■ **AIM OF THE TASK**
Set down all of the entries word for word, omitting the images they contain.

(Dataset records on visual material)
• • •
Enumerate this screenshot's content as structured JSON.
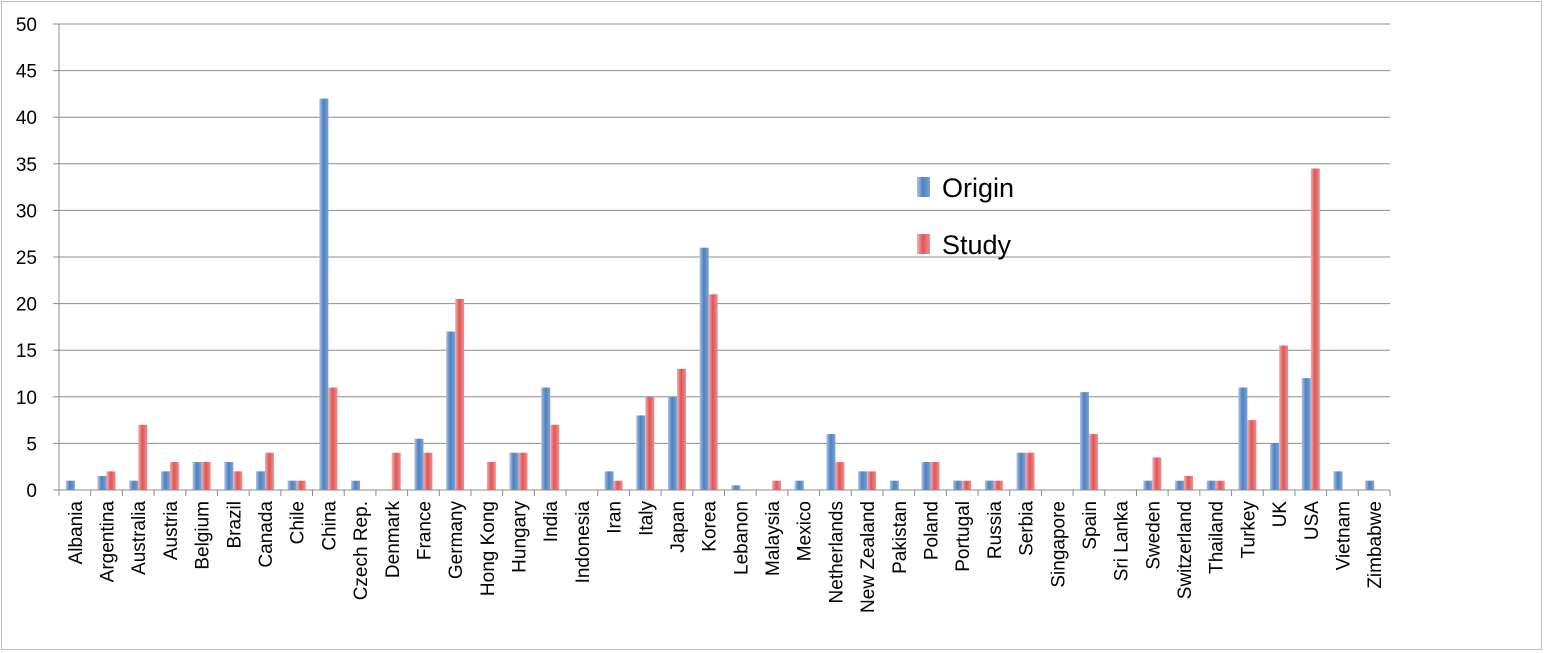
{
  "chart_data": {
    "type": "bar",
    "title": "",
    "xlabel": "",
    "ylabel": "",
    "ylim": [
      0,
      50
    ],
    "yticks": [
      0,
      5,
      10,
      15,
      20,
      25,
      30,
      35,
      40,
      45,
      50
    ],
    "grid": true,
    "legend_position": "right",
    "categories": [
      "Albania",
      "Argentina",
      "Australia",
      "Austria",
      "Belgium",
      "Brazil",
      "Canada",
      "Chile",
      "China",
      "Czech Rep.",
      "Denmark",
      "France",
      "Germany",
      "Hong Kong",
      "Hungary",
      "India",
      "Indonesia",
      "Iran",
      "Italy",
      "Japan",
      "Korea",
      "Lebanon",
      "Malaysia",
      "Mexico",
      "Netherlands",
      "New Zealand",
      "Pakistan",
      "Poland",
      "Portugal",
      "Russia",
      "Serbia",
      "Singapore",
      "Spain",
      "Sri Lanka",
      "Sweden",
      "Switzerland",
      "Thailand",
      "Turkey",
      "UK",
      "USA",
      "Vietnam",
      "Zimbabwe"
    ],
    "series": [
      {
        "name": "Origin",
        "color": "#4f81bd",
        "values": [
          1,
          1.5,
          1,
          2,
          3,
          3,
          2,
          1,
          42,
          1,
          0,
          5.5,
          17,
          0,
          4,
          11,
          0,
          2,
          8,
          10,
          26,
          0.5,
          0,
          1,
          6,
          2,
          1,
          3,
          1,
          1,
          4,
          0,
          10.5,
          0,
          1,
          1,
          1,
          11,
          5,
          12,
          2,
          1
        ]
      },
      {
        "name": "Study",
        "color": "#e05555",
        "values": [
          0,
          2,
          7,
          3,
          3,
          2,
          4,
          1,
          11,
          0,
          4,
          4,
          20.5,
          3,
          4,
          7,
          0,
          1,
          10,
          13,
          21,
          0,
          1,
          0,
          3,
          2,
          0,
          3,
          1,
          1,
          4,
          0,
          6,
          0,
          3.5,
          1.5,
          1,
          7.5,
          15.5,
          34.5,
          0,
          0
        ]
      }
    ]
  }
}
• • •
■ **ANSWER TO THE PROBLEM**
Enumerate this screenshot's content as structured JSON.
{
  "chart_data": {
    "type": "bar",
    "title": "",
    "xlabel": "",
    "ylabel": "",
    "ylim": [
      0,
      50
    ],
    "yticks": [
      0,
      5,
      10,
      15,
      20,
      25,
      30,
      35,
      40,
      45,
      50
    ],
    "grid": true,
    "legend_position": "right",
    "categories": [
      "Albania",
      "Argentina",
      "Australia",
      "Austria",
      "Belgium",
      "Brazil",
      "Canada",
      "Chile",
      "China",
      "Czech Rep.",
      "Denmark",
      "France",
      "Germany",
      "Hong Kong",
      "Hungary",
      "India",
      "Indonesia",
      "Iran",
      "Italy",
      "Japan",
      "Korea",
      "Lebanon",
      "Malaysia",
      "Mexico",
      "Netherlands",
      "New Zealand",
      "Pakistan",
      "Poland",
      "Portugal",
      "Russia",
      "Serbia",
      "Singapore",
      "Spain",
      "Sri Lanka",
      "Sweden",
      "Switzerland",
      "Thailand",
      "Turkey",
      "UK",
      "USA",
      "Vietnam",
      "Zimbabwe"
    ],
    "series": [
      {
        "name": "Origin",
        "color": "#4f81bd",
        "values": [
          1,
          1.5,
          1,
          2,
          3,
          3,
          2,
          1,
          42,
          1,
          0,
          5.5,
          17,
          0,
          4,
          11,
          0,
          2,
          8,
          10,
          26,
          0.5,
          0,
          1,
          6,
          2,
          1,
          3,
          1,
          1,
          4,
          0,
          10.5,
          0,
          1,
          1,
          1,
          11,
          5,
          12,
          2,
          1
        ]
      },
      {
        "name": "Study",
        "color": "#e05555",
        "values": [
          0,
          2,
          7,
          3,
          3,
          2,
          4,
          1,
          11,
          0,
          4,
          4,
          20.5,
          3,
          4,
          7,
          0,
          1,
          10,
          13,
          21,
          0,
          1,
          0,
          3,
          2,
          0,
          3,
          1,
          1,
          4,
          0,
          6,
          0,
          3.5,
          1.5,
          1,
          7.5,
          15.5,
          34.5,
          0,
          0
        ]
      }
    ]
  }
}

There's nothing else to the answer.